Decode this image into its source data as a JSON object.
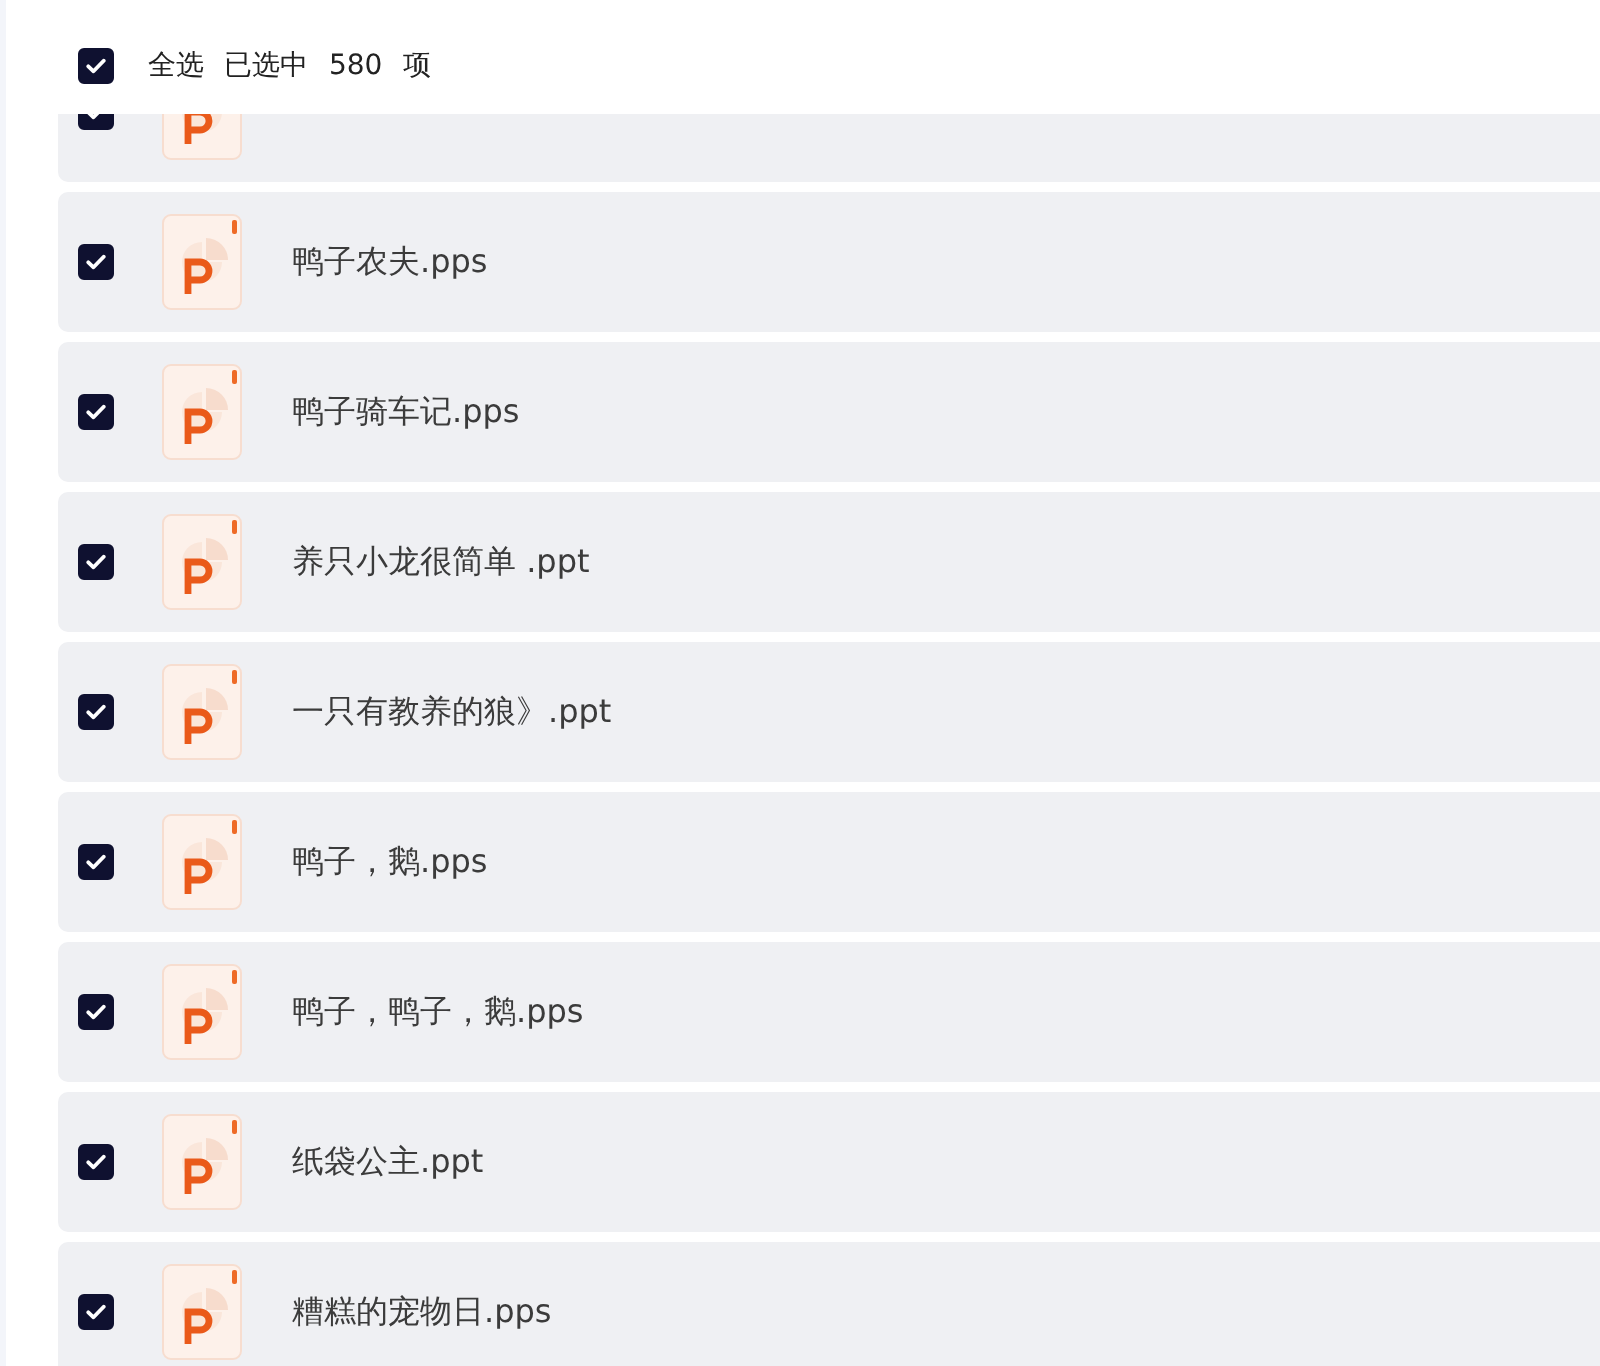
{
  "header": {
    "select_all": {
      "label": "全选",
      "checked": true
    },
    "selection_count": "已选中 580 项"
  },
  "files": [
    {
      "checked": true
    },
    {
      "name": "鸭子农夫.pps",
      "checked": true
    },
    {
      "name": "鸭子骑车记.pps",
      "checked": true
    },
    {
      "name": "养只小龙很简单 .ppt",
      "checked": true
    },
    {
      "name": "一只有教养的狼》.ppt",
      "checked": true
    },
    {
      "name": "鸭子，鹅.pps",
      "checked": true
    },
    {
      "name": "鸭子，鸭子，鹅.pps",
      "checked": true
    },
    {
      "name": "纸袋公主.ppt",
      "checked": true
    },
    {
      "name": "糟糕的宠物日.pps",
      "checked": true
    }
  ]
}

---+---

**Given instruction**
Each entry gets copied exactly; the pictures stay out.

**Result of the task**
Decode this image into its source data as a JSON object.
{
  "header": {
    "select_all": {
      "label": "全选",
      "checked": true
    },
    "selection_count": "已选中 580 项"
  },
  "files": [
    {
      "checked": true
    },
    {
      "name": "鸭子农夫.pps",
      "checked": true
    },
    {
      "name": "鸭子骑车记.pps",
      "checked": true
    },
    {
      "name": "养只小龙很简单 .ppt",
      "checked": true
    },
    {
      "name": "一只有教养的狼》.ppt",
      "checked": true
    },
    {
      "name": "鸭子，鹅.pps",
      "checked": true
    },
    {
      "name": "鸭子，鸭子，鹅.pps",
      "checked": true
    },
    {
      "name": "纸袋公主.ppt",
      "checked": true
    },
    {
      "name": "糟糕的宠物日.pps",
      "checked": true
    }
  ]
}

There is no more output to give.